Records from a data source
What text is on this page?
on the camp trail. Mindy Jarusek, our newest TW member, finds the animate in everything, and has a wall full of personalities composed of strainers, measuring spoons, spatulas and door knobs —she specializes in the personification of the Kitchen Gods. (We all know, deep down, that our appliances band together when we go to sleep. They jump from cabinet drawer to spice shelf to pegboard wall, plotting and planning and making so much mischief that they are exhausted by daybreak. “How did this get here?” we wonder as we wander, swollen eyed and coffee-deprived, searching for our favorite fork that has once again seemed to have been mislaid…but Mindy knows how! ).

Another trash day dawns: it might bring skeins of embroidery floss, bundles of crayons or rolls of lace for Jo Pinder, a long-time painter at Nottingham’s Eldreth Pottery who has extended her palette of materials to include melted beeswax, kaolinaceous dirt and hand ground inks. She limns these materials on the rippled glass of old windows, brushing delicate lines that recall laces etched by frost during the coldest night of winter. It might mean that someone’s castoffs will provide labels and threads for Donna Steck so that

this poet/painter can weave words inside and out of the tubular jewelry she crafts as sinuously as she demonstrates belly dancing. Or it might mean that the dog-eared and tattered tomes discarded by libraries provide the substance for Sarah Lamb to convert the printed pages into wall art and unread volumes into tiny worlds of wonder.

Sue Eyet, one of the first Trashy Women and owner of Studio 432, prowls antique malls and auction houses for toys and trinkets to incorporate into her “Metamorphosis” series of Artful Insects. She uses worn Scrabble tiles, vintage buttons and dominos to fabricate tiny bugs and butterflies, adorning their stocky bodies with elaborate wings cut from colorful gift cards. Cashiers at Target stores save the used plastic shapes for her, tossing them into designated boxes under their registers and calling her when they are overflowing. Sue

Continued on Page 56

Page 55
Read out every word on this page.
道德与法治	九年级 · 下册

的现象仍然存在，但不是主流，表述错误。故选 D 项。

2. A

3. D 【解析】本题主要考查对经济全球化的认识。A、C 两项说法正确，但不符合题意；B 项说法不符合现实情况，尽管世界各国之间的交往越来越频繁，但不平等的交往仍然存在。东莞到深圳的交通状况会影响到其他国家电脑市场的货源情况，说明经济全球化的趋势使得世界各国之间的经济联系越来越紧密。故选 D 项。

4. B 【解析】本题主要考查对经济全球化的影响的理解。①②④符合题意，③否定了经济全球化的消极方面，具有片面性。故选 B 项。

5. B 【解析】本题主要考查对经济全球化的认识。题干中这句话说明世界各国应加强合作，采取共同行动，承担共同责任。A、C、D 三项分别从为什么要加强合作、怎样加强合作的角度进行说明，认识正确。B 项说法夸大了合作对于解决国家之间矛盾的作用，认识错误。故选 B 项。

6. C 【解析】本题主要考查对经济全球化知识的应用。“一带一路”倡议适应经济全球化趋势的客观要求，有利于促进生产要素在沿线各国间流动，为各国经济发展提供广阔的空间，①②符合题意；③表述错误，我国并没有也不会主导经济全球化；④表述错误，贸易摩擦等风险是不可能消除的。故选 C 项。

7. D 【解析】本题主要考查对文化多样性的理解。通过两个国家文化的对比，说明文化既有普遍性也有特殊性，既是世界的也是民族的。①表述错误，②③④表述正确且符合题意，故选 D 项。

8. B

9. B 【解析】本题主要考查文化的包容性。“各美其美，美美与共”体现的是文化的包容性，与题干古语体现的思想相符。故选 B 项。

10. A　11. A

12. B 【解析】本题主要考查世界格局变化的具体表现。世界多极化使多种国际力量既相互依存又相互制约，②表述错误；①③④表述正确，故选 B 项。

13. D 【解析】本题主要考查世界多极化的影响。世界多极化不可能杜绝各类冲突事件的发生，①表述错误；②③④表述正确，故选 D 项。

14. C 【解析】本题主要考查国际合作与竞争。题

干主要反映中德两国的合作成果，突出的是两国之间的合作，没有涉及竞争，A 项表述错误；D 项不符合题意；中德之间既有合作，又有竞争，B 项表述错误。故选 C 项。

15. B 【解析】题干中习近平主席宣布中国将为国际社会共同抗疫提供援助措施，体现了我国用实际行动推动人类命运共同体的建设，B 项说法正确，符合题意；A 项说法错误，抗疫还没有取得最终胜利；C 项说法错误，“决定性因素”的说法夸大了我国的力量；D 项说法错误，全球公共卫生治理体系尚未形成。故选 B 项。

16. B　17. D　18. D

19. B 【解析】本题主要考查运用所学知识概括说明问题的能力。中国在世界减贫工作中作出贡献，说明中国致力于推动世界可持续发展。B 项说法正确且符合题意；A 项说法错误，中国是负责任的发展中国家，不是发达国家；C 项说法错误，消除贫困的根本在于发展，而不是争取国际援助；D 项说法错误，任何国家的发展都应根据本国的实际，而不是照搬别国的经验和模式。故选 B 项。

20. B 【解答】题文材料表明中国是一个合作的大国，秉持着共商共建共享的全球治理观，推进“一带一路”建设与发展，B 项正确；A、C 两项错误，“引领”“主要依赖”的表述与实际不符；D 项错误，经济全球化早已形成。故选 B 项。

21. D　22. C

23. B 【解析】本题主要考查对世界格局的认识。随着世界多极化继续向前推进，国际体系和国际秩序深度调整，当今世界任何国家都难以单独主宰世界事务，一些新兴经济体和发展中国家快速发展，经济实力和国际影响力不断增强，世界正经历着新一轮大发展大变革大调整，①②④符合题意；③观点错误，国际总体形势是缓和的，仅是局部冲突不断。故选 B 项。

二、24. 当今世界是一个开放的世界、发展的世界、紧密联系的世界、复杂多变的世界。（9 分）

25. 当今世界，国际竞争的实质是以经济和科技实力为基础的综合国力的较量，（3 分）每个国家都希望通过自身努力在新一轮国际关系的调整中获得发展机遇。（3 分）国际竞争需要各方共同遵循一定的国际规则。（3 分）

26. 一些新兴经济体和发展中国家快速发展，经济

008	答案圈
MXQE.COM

## WHAT YOU SHOULD DO:
Return the entries in full, keeping every line exactly as it is.

## THE COMPLETED TASK:
What text is on this page?
on the camp trail. Mindy Jarusek, our newest TW member, finds the animate in everything, and has a wall full of personalities composed of strainers, measuring spoons, spatulas and door knobs —she specializes in the personification of the Kitchen Gods. (We all know, deep down, that our appliances band together when we go to sleep. They jump from cabinet drawer to spice shelf to pegboard wall, plotting and planning and making so much mischief that they are exhausted by daybreak. “How did this get here?” we wonder as we wander, swollen eyed and coffee-deprived, searching for our favorite fork that has once again seemed to have been mislaid…but Mindy knows how! ).

Another trash day dawns: it might bring skeins of embroidery floss, bundles of crayons or rolls of lace for Jo Pinder, a long-time painter at Nottingham’s Eldreth Pottery who has extended her palette of materials to include melted beeswax, kaolinaceous dirt and hand ground inks. She limns these materials on the rippled glass of old windows, brushing delicate lines that recall laces etched by frost during the coldest night of winter. It might mean that someone’s castoffs will provide labels and threads for Donna Steck so that

this poet/painter can weave words inside and out of the tubular jewelry she crafts as sinuously as she demonstrates belly dancing. Or it might mean that the dog-eared and tattered tomes discarded by libraries provide the substance for Sarah Lamb to convert the printed pages into wall art and unread volumes into tiny worlds of wonder.

Sue Eyet, one of the first Trashy Women and owner of Studio 432, prowls antique malls and auction houses for toys and trinkets to incorporate into her “Metamorphosis” series of Artful Insects. She uses worn Scrabble tiles, vintage buttons and dominos to fabricate tiny bugs and butterflies, adorning their stocky bodies with elaborate wings cut from colorful gift cards. Cashiers at Target stores save the used plastic shapes for her, tossing them into designated boxes under their registers and calling her when they are overflowing. Sue

Continued on Page 56

Page 55
Read out every word on this page.
道德与法治	九年级 · 下册

的现象仍然存在，但不是主流，表述错误。故选 D 项。

2. A

3. D 【解析】本题主要考查对经济全球化的认识。A、C 两项说法正确，但不符合题意；B 项说法不符合现实情况，尽管世界各国之间的交往越来越频繁，但不平等的交往仍然存在。东莞到深圳的交通状况会影响到其他国家电脑市场的货源情况，说明经济全球化的趋势使得世界各国之间的经济联系越来越紧密。故选 D 项。

4. B 【解析】本题主要考查对经济全球化的影响的理解。①②④符合题意，③否定了经济全球化的消极方面，具有片面性。故选 B 项。

5. B 【解析】本题主要考查对经济全球化的认识。题干中这句话说明世界各国应加强合作，采取共同行动，承担共同责任。A、C、D 三项分别从为什么要加强合作、怎样加强合作的角度进行说明，认识正确。B 项说法夸大了合作对于解决国家之间矛盾的作用，认识错误。故选 B 项。

6. C 【解析】本题主要考查对经济全球化知识的应用。“一带一路”倡议适应经济全球化趋势的客观要求，有利于促进生产要素在沿线各国间流动，为各国经济发展提供广阔的空间，①②符合题意；③表述错误，我国并没有也不会主导经济全球化；④表述错误，贸易摩擦等风险是不可能消除的。故选 C 项。

7. D 【解析】本题主要考查对文化多样性的理解。通过两个国家文化的对比，说明文化既有普遍性也有特殊性，既是世界的也是民族的。①表述错误，②③④表述正确且符合题意，故选 D 项。

8. B

9. B 【解析】本题主要考查文化的包容性。“各美其美，美美与共”体现的是文化的包容性，与题干古语体现的思想相符。故选 B 项。

10. A　11. A

12. B 【解析】本题主要考查世界格局变化的具体表现。世界多极化使多种国际力量既相互依存又相互制约，②表述错误；①③④表述正确，故选 B 项。

13. D 【解析】本题主要考查世界多极化的影响。世界多极化不可能杜绝各类冲突事件的发生，①表述错误；②③④表述正确，故选 D 项。

14. C 【解析】本题主要考查国际合作与竞争。题

干主要反映中德两国的合作成果，突出的是两国之间的合作，没有涉及竞争，A 项表述错误；D 项不符合题意；中德之间既有合作，又有竞争，B 项表述错误。故选 C 项。

15. B 【解析】题干中习近平主席宣布中国将为国际社会共同抗疫提供援助措施，体现了我国用实际行动推动人类命运共同体的建设，B 项说法正确，符合题意；A 项说法错误，抗疫还没有取得最终胜利；C 项说法错误，“决定性因素”的说法夸大了我国的力量；D 项说法错误，全球公共卫生治理体系尚未形成。故选 B 项。

16. B　17. D　18. D

19. B 【解析】本题主要考查运用所学知识概括说明问题的能力。中国在世界减贫工作中作出贡献，说明中国致力于推动世界可持续发展。B 项说法正确且符合题意；A 项说法错误，中国是负责任的发展中国家，不是发达国家；C 项说法错误，消除贫困的根本在于发展，而不是争取国际援助；D 项说法错误，任何国家的发展都应根据本国的实际，而不是照搬别国的经验和模式。故选 B 项。

20. B 【解答】题文材料表明中国是一个合作的大国，秉持着共商共建共享的全球治理观，推进“一带一路”建设与发展，B 项正确；A、C 两项错误，“引领”“主要依赖”的表述与实际不符；D 项错误，经济全球化早已形成。故选 B 项。

21. D　22. C

23. B 【解析】本题主要考查对世界格局的认识。随着世界多极化继续向前推进，国际体系和国际秩序深度调整，当今世界任何国家都难以单独主宰世界事务，一些新兴经济体和发展中国家快速发展，经济实力和国际影响力不断增强，世界正经历着新一轮大发展大变革大调整，①②④符合题意；③观点错误，国际总体形势是缓和的，仅是局部冲突不断。故选 B 项。

二、24. 当今世界是一个开放的世界、发展的世界、紧密联系的世界、复杂多变的世界。（9 分）

25. 当今世界，国际竞争的实质是以经济和科技实力为基础的综合国力的较量，（3 分）每个国家都希望通过自身努力在新一轮国际关系的调整中获得发展机遇。（3 分）国际竞争需要各方共同遵循一定的国际规则。（3 分）

26. 一些新兴经济体和发展中国家快速发展，经济

008	答案圈
MXQE.COM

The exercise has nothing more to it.